**AIM:** Copy the material from its first line through the line containing "candle-body (719, 73, 725, 81)", inclusive, and switch every "x-tick-label" to "x-axis-label". Leave everything else unchanged.

**DATASET EXCERPTS:**

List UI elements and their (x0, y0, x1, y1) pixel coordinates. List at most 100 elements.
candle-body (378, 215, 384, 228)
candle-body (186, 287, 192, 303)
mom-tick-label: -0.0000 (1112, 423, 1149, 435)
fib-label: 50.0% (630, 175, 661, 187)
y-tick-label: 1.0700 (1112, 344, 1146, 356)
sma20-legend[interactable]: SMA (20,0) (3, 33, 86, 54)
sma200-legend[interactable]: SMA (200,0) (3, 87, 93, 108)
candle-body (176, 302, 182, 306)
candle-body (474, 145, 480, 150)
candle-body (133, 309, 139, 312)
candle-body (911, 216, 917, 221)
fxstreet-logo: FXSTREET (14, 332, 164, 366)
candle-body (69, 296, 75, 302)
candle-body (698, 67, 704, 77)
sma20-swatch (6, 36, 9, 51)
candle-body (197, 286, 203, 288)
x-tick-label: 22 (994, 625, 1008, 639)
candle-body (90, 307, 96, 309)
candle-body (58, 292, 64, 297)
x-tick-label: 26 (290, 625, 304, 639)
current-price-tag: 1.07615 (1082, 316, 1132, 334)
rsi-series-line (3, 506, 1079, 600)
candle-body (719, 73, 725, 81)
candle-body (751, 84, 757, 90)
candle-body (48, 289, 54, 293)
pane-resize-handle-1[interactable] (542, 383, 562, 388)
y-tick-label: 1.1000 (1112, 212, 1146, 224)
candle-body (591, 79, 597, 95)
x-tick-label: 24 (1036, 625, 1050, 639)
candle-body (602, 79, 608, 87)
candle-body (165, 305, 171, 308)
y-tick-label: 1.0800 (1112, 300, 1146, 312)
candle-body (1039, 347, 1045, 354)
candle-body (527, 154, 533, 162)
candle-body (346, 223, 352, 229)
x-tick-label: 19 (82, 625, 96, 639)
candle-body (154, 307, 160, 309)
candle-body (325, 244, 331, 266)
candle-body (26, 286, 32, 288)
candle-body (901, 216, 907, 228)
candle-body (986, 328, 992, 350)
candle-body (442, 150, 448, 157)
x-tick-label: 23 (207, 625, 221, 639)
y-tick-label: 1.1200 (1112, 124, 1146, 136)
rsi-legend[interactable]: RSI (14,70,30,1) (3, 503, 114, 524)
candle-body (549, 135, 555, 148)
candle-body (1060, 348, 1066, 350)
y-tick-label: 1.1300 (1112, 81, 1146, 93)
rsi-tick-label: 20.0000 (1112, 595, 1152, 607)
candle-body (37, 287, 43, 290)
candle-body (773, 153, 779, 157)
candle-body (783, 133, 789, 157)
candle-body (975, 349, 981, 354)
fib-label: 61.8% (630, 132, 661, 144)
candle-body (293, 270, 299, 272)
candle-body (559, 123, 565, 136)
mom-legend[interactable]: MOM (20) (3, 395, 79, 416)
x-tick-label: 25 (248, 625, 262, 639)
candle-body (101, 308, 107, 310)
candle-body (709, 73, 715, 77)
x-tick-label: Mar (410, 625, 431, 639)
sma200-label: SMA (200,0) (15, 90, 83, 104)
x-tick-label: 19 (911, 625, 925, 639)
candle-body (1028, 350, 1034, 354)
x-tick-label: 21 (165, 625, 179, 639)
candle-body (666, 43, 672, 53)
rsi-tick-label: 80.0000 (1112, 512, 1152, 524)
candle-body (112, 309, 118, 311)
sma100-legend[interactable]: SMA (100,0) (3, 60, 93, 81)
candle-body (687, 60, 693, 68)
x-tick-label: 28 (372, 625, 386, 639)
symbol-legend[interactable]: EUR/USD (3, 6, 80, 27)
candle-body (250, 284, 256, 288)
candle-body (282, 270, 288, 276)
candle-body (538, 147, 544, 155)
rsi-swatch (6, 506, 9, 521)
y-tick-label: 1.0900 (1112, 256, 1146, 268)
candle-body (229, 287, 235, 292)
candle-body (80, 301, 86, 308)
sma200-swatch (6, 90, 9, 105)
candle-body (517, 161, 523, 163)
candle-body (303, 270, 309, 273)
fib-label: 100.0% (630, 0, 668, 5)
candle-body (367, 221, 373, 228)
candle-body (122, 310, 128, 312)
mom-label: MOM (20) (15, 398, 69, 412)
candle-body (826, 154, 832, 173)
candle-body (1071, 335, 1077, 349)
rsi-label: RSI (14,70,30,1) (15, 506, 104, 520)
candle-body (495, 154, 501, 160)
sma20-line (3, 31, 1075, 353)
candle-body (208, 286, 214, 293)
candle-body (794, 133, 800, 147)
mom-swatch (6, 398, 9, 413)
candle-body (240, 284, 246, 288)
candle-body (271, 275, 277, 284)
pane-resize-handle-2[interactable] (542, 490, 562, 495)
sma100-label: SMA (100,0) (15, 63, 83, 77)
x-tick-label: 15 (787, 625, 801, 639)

**RESPONSE BELOW:**
List UI elements and their (x0, y0, x1, y1) pixel coordinates. List at most 100 elements.
candle-body (378, 215, 384, 228)
candle-body (186, 287, 192, 303)
mom-tick-label: -0.0000 (1112, 423, 1149, 435)
fib-label: 50.0% (630, 175, 661, 187)
y-tick-label: 1.0700 (1112, 344, 1146, 356)
sma20-legend[interactable]: SMA (20,0) (3, 33, 86, 54)
sma200-legend[interactable]: SMA (200,0) (3, 87, 93, 108)
candle-body (176, 302, 182, 306)
candle-body (474, 145, 480, 150)
candle-body (133, 309, 139, 312)
candle-body (911, 216, 917, 221)
fxstreet-logo: FXSTREET (14, 332, 164, 366)
candle-body (69, 296, 75, 302)
candle-body (698, 67, 704, 77)
sma20-swatch (6, 36, 9, 51)
candle-body (197, 286, 203, 288)
x-axis-label: 22 (994, 625, 1008, 639)
candle-body (90, 307, 96, 309)
candle-body (58, 292, 64, 297)
x-axis-label: 26 (290, 625, 304, 639)
current-price-tag: 1.07615 (1082, 316, 1132, 334)
rsi-series-line (3, 506, 1079, 600)
candle-body (719, 73, 725, 81)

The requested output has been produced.